Give the number of lines that hold the string "ylabel". Nothing else is needed.

════════════════

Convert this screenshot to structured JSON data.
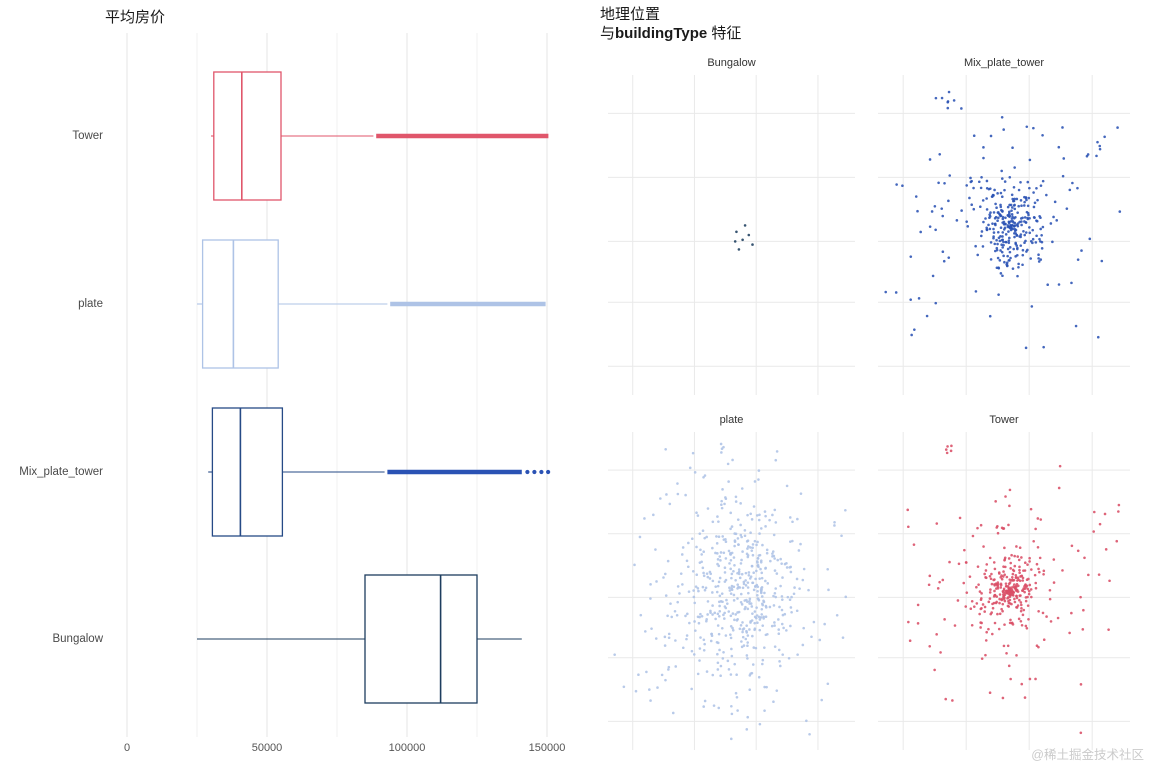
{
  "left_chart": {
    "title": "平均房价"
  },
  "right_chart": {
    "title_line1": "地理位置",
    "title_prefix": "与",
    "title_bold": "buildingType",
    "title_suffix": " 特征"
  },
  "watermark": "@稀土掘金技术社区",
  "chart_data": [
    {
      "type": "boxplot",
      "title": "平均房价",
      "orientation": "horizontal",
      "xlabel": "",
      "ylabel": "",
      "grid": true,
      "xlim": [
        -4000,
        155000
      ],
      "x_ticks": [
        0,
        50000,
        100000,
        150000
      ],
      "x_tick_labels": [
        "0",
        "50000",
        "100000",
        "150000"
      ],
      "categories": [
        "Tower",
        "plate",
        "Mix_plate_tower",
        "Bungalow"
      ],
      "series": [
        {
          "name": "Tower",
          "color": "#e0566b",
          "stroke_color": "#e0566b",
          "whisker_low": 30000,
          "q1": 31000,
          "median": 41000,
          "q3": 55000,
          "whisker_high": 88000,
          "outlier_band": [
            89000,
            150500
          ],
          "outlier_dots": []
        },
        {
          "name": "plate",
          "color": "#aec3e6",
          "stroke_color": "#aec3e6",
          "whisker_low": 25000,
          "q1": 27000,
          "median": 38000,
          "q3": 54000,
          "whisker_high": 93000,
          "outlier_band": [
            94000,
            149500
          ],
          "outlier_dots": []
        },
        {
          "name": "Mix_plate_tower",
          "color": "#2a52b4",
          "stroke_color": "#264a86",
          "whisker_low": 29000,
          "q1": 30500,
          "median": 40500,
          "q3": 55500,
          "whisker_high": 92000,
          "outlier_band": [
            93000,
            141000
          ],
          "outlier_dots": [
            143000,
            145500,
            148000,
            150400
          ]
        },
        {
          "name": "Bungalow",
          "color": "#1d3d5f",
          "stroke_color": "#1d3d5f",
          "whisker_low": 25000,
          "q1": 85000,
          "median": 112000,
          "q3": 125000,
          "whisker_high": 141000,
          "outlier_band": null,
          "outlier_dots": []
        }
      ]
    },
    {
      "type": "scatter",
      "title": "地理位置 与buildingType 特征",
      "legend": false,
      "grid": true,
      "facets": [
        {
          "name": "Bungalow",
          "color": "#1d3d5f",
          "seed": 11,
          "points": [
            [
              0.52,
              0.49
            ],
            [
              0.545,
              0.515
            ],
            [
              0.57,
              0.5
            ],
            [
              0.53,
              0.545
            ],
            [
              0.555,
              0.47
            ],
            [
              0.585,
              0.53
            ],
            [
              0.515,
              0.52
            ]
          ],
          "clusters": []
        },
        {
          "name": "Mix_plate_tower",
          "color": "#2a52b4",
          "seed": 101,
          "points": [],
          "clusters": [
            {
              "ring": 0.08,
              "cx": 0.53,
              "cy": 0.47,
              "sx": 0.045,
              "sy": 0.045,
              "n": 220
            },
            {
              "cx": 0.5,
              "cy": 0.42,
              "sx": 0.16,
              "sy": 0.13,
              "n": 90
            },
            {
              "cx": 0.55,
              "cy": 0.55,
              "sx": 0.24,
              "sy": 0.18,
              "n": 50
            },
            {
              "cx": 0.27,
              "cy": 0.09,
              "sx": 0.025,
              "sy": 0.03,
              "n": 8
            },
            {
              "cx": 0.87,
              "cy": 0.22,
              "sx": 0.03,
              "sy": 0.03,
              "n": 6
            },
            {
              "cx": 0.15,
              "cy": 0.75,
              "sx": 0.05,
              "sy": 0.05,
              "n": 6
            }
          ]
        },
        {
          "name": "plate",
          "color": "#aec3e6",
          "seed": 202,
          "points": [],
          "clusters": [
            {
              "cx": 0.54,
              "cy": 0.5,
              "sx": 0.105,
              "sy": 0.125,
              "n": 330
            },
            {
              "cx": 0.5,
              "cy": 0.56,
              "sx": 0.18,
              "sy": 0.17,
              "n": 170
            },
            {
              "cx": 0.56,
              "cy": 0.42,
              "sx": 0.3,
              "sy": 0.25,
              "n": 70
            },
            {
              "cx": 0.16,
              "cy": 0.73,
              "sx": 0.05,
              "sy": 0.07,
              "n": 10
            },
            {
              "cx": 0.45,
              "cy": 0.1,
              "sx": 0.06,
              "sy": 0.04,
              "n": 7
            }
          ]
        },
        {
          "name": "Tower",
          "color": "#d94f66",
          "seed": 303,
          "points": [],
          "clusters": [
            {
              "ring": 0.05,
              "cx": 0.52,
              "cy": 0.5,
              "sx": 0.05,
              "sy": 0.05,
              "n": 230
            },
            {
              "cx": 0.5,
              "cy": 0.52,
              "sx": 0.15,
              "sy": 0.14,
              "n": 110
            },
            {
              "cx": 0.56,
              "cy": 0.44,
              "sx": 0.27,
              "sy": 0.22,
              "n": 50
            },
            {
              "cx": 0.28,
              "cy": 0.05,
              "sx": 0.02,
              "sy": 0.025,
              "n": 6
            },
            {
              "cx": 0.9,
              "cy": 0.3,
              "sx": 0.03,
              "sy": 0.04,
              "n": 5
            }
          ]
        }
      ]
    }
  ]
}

════════════════

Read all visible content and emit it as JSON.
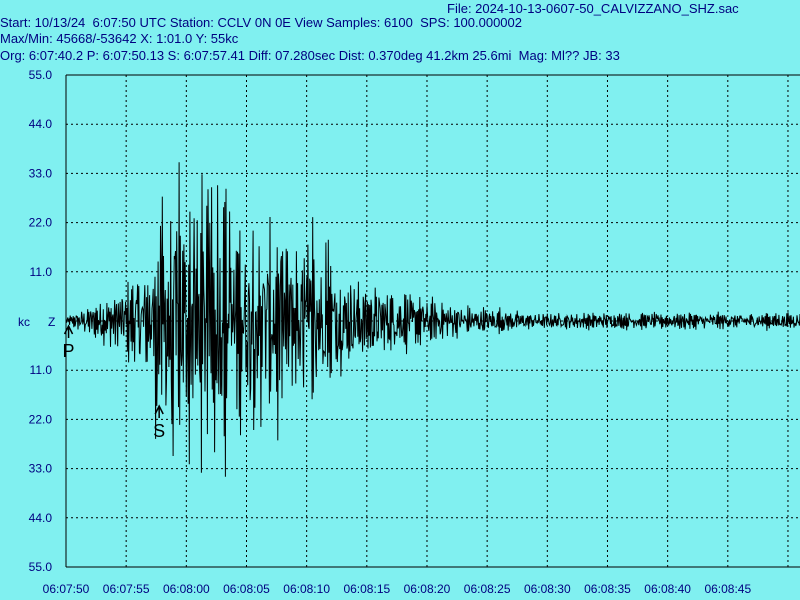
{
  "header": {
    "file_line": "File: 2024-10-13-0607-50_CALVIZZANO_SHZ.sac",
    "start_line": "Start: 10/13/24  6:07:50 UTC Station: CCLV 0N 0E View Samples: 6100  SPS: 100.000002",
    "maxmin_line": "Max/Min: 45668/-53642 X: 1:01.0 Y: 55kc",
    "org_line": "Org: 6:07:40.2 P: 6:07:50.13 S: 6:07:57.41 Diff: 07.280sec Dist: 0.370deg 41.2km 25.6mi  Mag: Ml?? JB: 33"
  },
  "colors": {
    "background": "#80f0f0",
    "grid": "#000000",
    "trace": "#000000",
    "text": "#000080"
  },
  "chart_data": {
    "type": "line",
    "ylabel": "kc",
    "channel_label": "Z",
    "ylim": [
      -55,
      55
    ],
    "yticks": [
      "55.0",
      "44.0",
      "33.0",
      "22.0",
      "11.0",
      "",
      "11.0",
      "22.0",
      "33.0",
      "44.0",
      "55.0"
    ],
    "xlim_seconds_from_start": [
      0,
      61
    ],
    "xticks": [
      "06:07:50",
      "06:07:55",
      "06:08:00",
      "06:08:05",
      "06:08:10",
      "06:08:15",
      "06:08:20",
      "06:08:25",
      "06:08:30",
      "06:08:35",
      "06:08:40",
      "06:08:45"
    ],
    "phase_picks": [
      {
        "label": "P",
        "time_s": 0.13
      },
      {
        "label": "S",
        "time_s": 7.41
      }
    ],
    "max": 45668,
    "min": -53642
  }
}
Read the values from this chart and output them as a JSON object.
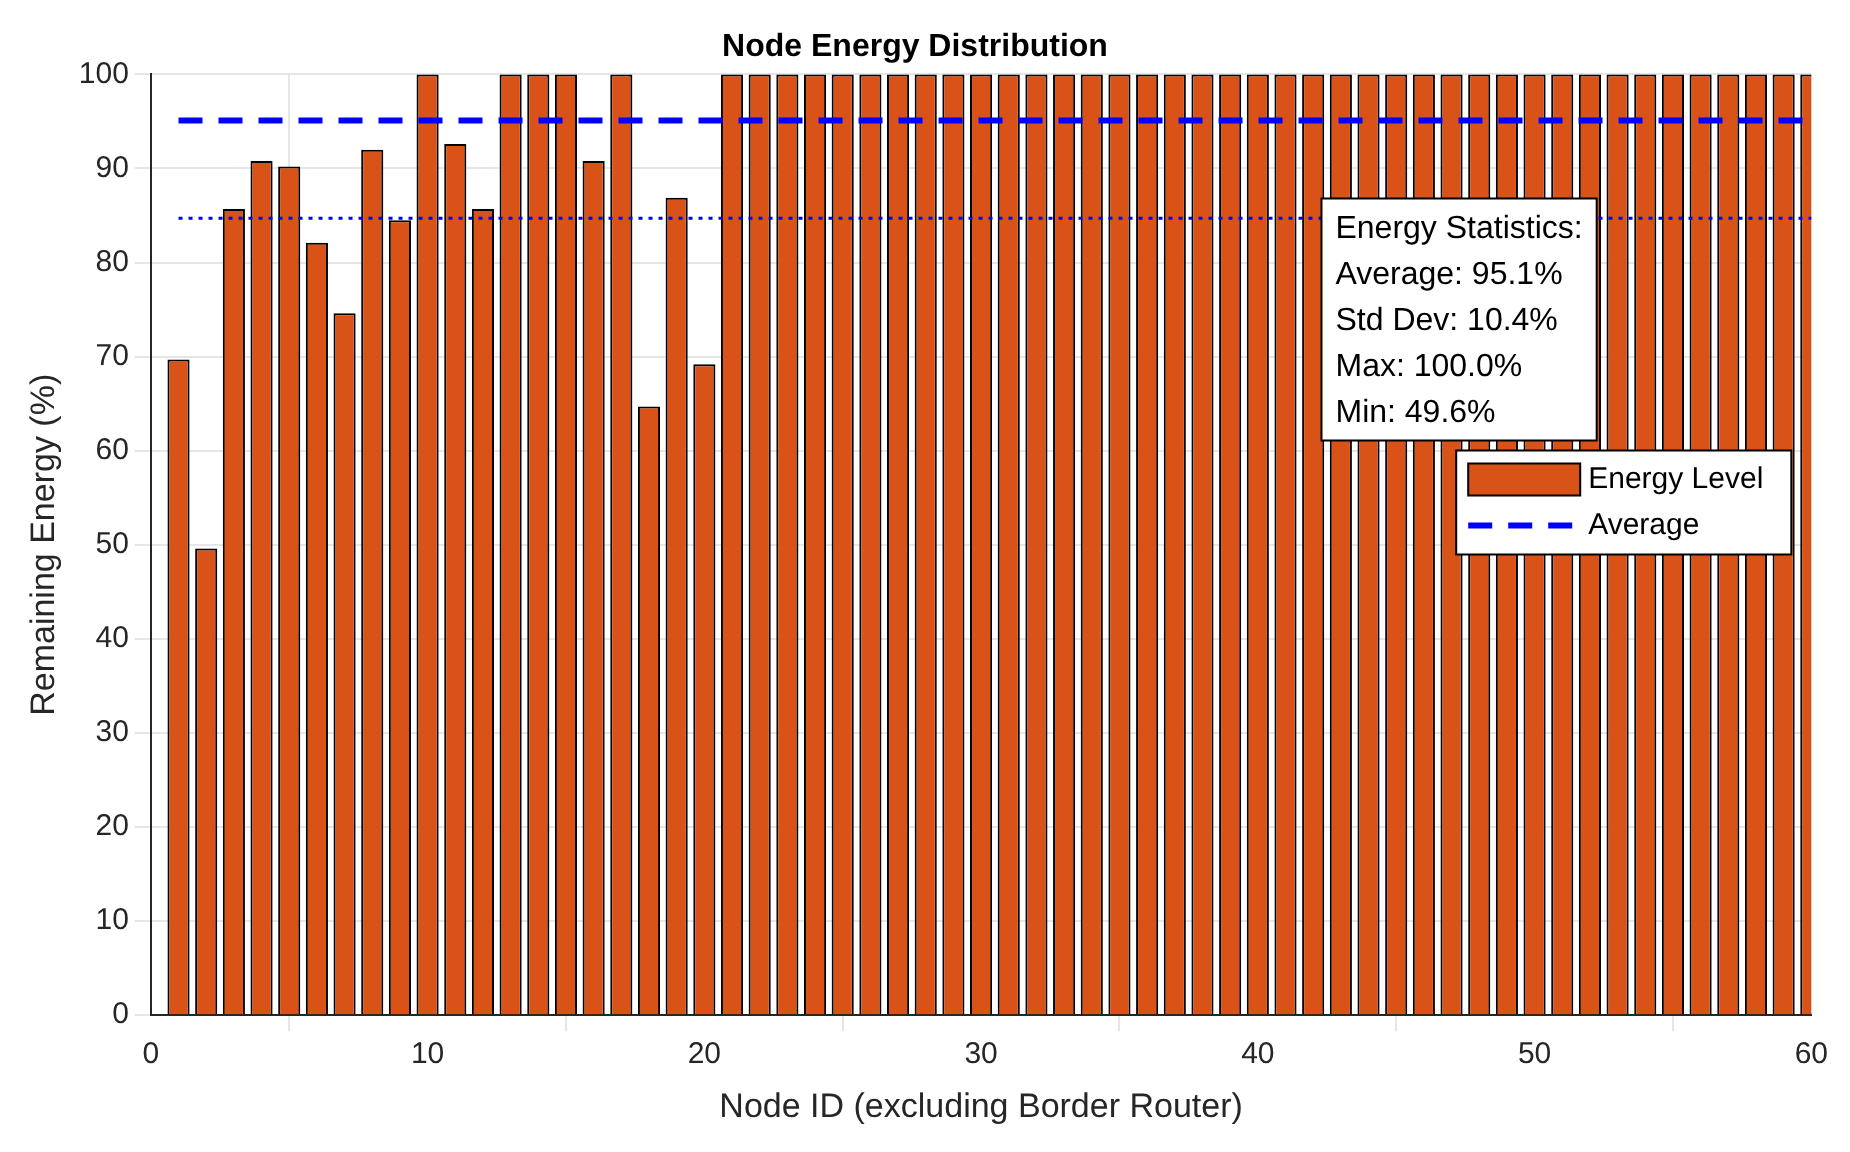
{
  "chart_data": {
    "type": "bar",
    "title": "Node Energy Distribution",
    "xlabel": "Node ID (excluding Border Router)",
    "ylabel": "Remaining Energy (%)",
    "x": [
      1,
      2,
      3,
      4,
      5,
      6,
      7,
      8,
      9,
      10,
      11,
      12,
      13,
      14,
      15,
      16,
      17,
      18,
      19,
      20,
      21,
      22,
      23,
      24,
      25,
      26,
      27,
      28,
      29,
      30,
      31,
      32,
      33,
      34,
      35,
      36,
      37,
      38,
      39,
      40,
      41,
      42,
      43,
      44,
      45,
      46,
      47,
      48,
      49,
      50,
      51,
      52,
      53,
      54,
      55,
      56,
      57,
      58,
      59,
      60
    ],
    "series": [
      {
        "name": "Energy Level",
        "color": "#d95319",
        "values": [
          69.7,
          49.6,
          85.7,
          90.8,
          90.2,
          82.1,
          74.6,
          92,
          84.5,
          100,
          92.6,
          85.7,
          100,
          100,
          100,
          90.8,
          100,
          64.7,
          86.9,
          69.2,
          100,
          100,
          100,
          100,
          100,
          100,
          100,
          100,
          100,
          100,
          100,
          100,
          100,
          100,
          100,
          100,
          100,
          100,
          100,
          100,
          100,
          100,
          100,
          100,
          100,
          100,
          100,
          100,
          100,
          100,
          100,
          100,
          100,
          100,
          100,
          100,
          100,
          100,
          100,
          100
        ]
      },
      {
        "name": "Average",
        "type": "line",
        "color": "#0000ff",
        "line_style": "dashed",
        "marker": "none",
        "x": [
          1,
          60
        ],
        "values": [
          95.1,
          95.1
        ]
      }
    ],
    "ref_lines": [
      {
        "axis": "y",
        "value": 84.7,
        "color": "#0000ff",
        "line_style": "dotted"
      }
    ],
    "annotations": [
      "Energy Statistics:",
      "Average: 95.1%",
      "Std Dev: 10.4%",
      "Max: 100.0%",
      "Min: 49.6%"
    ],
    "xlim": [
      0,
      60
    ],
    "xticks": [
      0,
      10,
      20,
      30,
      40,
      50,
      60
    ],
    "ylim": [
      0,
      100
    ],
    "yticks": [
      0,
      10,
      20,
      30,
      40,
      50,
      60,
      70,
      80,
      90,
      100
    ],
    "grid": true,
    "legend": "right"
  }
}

════════════════

» CORRECT RESPONSE
3